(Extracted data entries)
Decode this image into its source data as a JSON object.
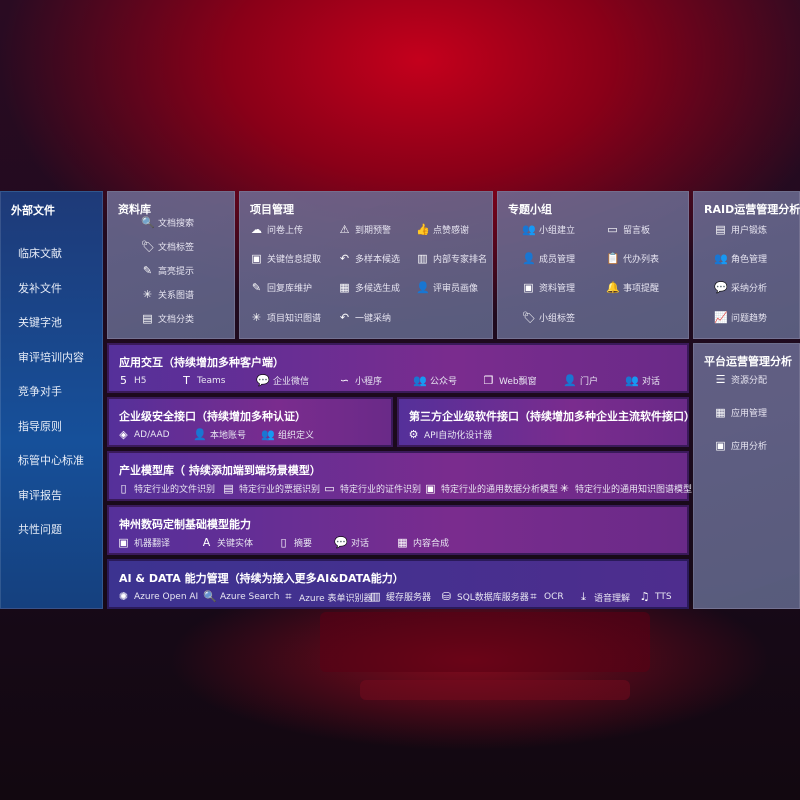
{
  "sidebar": {
    "title": "外部文件",
    "items": [
      "临床文献",
      "发补文件",
      "关键字池",
      "审评培训内容",
      "竞争对手",
      "指导原则",
      "标管中心标准",
      "审评报告",
      "共性问题"
    ]
  },
  "library": {
    "title": "资料库",
    "items": [
      {
        "icon": "document-search-icon",
        "g": "🔍",
        "label": "文档搜索"
      },
      {
        "icon": "tag-icon",
        "g": "🏷",
        "label": "文档标签"
      },
      {
        "icon": "pen-icon",
        "g": "✎",
        "label": "高亮提示"
      },
      {
        "icon": "graph-icon",
        "g": "✳",
        "label": "关系图谱"
      },
      {
        "icon": "classify-icon",
        "g": "▤",
        "label": "文档分类"
      }
    ]
  },
  "project": {
    "title": "项目管理",
    "items": [
      {
        "icon": "cloud-upload-icon",
        "g": "☁",
        "label": "问卷上传"
      },
      {
        "icon": "alarm-icon",
        "g": "⚠",
        "label": "到期预警"
      },
      {
        "icon": "thumbs-up-icon",
        "g": "👍",
        "label": "点赞感谢"
      },
      {
        "icon": "extract-icon",
        "g": "▣",
        "label": "关键信息提取"
      },
      {
        "icon": "reply-icon",
        "g": "↶",
        "label": "多样本候选"
      },
      {
        "icon": "ranking-icon",
        "g": "▥",
        "label": "内部专家排名"
      },
      {
        "icon": "edit-icon",
        "g": "✎",
        "label": "回复库维护"
      },
      {
        "icon": "puzzle-icon",
        "g": "▦",
        "label": "多候选生成"
      },
      {
        "icon": "person-icon",
        "g": "👤",
        "label": "评审员画像"
      },
      {
        "icon": "knowledge-graph-icon",
        "g": "✳",
        "label": "项目知识图谱"
      },
      {
        "icon": "reply-icon",
        "g": "↶",
        "label": "一键采纳"
      }
    ]
  },
  "topic": {
    "title": "专题小组",
    "items": [
      {
        "icon": "group-icon",
        "g": "👥",
        "label": "小组建立"
      },
      {
        "icon": "bbs-icon",
        "g": "▭",
        "label": "留言板"
      },
      {
        "icon": "member-icon",
        "g": "👤",
        "label": "成员管理"
      },
      {
        "icon": "clipboard-icon",
        "g": "📋",
        "label": "代办列表"
      },
      {
        "icon": "folder-icon",
        "g": "▣",
        "label": "资料管理"
      },
      {
        "icon": "bell-icon",
        "g": "🔔",
        "label": "事项提醒"
      },
      {
        "icon": "tag-icon",
        "g": "🏷",
        "label": "小组标签"
      }
    ]
  },
  "raid": {
    "title": "RAID运营管理分析",
    "items": [
      {
        "icon": "id-card-icon",
        "g": "▤",
        "label": "用户锻炼"
      },
      {
        "icon": "users-icon",
        "g": "👥",
        "label": "角色管理"
      },
      {
        "icon": "qa-icon",
        "g": "💬",
        "label": "采纳分析"
      },
      {
        "icon": "trend-icon",
        "g": "📈",
        "label": "问题趋势"
      }
    ]
  },
  "platform": {
    "title": "平台运营管理分析",
    "items": [
      {
        "icon": "list-icon",
        "g": "☰",
        "label": "资源分配"
      },
      {
        "icon": "apps-icon",
        "g": "▦",
        "label": "应用管理"
      },
      {
        "icon": "analysis-icon",
        "g": "▣",
        "label": "应用分析"
      }
    ]
  },
  "app": {
    "title": "应用交互（持续增加多种客户端）",
    "items": [
      {
        "icon": "html5-icon",
        "g": "5",
        "label": "H5"
      },
      {
        "icon": "teams-icon",
        "g": "T",
        "label": "Teams"
      },
      {
        "icon": "wechat-icon",
        "g": "💬",
        "label": "企业微信"
      },
      {
        "icon": "miniprogram-icon",
        "g": "∽",
        "label": "小程序"
      },
      {
        "icon": "official-account-icon",
        "g": "👥",
        "label": "公众号"
      },
      {
        "icon": "window-icon",
        "g": "❐",
        "label": "Web飘窗"
      },
      {
        "icon": "portal-icon",
        "g": "👤",
        "label": "门户"
      },
      {
        "icon": "chat-icon",
        "g": "👥",
        "label": "对话"
      }
    ]
  },
  "security": {
    "title": "企业级安全接口（持续增加多种认证）",
    "items": [
      {
        "icon": "ad-icon",
        "g": "◈",
        "label": "AD/AAD"
      },
      {
        "icon": "local-account-icon",
        "g": "👤",
        "label": "本地账号"
      },
      {
        "icon": "org-icon",
        "g": "👥",
        "label": "组织定义"
      }
    ]
  },
  "thirdparty": {
    "title": "第三方企业级软件接口（持续增加多种企业主流软件接口）",
    "items": [
      {
        "icon": "api-gear-icon",
        "g": "⚙",
        "label": "API自动化设计器"
      }
    ]
  },
  "industry": {
    "title": "产业模型库（ 持续添加端到端场景模型）",
    "items": [
      {
        "icon": "file-icon",
        "g": "▯",
        "label": "特定行业的文件识别"
      },
      {
        "icon": "receipt-icon",
        "g": "▤",
        "label": "特定行业的票据识别"
      },
      {
        "icon": "id-card-icon",
        "g": "▭",
        "label": "特定行业的证件识别"
      },
      {
        "icon": "chart-icon",
        "g": "▣",
        "label": "特定行业的通用数据分析模型"
      },
      {
        "icon": "knowledge-graph-icon",
        "g": "✳",
        "label": "特定行业的通用知识图谱模型"
      }
    ]
  },
  "shenzhou": {
    "title": "神州数码定制基础模型能力",
    "items": [
      {
        "icon": "translate-icon",
        "g": "▣",
        "label": "机器翻译"
      },
      {
        "icon": "entity-icon",
        "g": "A",
        "label": "关键实体"
      },
      {
        "icon": "summary-icon",
        "g": "▯",
        "label": "摘要"
      },
      {
        "icon": "chat-icon",
        "g": "💬",
        "label": "对话"
      },
      {
        "icon": "compose-icon",
        "g": "▦",
        "label": "内容合成"
      }
    ]
  },
  "aidata": {
    "title": "AI & DATA 能力管理（持续为接入更多AI&DATA能力）",
    "items": [
      {
        "icon": "openai-icon",
        "g": "✺",
        "label": "Azure Open AI"
      },
      {
        "icon": "search-icon",
        "g": "🔍",
        "label": "Azure Search"
      },
      {
        "icon": "form-recognizer-icon",
        "g": "⌗",
        "label": "Azure 表单识别器"
      },
      {
        "icon": "cache-server-icon",
        "g": "▥",
        "label": "缓存服务器"
      },
      {
        "icon": "sql-icon",
        "g": "⛁",
        "label": "SQL数据库服务器"
      },
      {
        "icon": "ocr-icon",
        "g": "⌗",
        "label": "OCR"
      },
      {
        "icon": "speech-icon",
        "g": "⤓",
        "label": "语音理解"
      },
      {
        "icon": "tts-icon",
        "g": "♫",
        "label": "TTS"
      }
    ]
  }
}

What to do: List all lines above in which the string "Azure" appears.

Full response:
        "label": "Azure Open AI"
        "label": "Azure Search"
        "label": "Azure 表单识别器"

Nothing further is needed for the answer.